_JOB:_ Beneath this task is a listing; retype all of it exactly.

════════════════════

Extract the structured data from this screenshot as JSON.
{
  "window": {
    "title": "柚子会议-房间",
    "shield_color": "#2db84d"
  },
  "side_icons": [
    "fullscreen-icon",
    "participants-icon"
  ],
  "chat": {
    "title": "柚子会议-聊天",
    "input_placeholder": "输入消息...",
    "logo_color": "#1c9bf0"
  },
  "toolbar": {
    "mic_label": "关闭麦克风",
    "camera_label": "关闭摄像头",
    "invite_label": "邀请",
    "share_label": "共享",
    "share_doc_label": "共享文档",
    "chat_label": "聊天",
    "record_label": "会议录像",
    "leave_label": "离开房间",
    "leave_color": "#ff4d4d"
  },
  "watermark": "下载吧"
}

════════════════════

_TASK OUTPUT:_
Extract the structured data from this screenshot as JSON.
{
  "window": {
    "title": "柚子会议-房间",
    "shield_color": "#2db84d"
  },
  "side_icons": [
    "fullscreen-icon",
    "participants-icon"
  ],
  "chat": {
    "title": "柚子会议-聊天",
    "input_placeholder": "输入消息...",
    "logo_color": "#1c9bf0"
  },
  "toolbar": {
    "mic_label": "关闭麦克风",
    "camera_label": "关闭摄像头",
    "invite_label": "邀请",
    "share_label": "共享",
    "share_doc_label": "共享文档",
    "chat_label": "聊天",
    "record_label": "会议录像",
    "leave_label": "离开房间",
    "leave_color": "#ff4d4d"
  },
  "watermark": "下载吧"
}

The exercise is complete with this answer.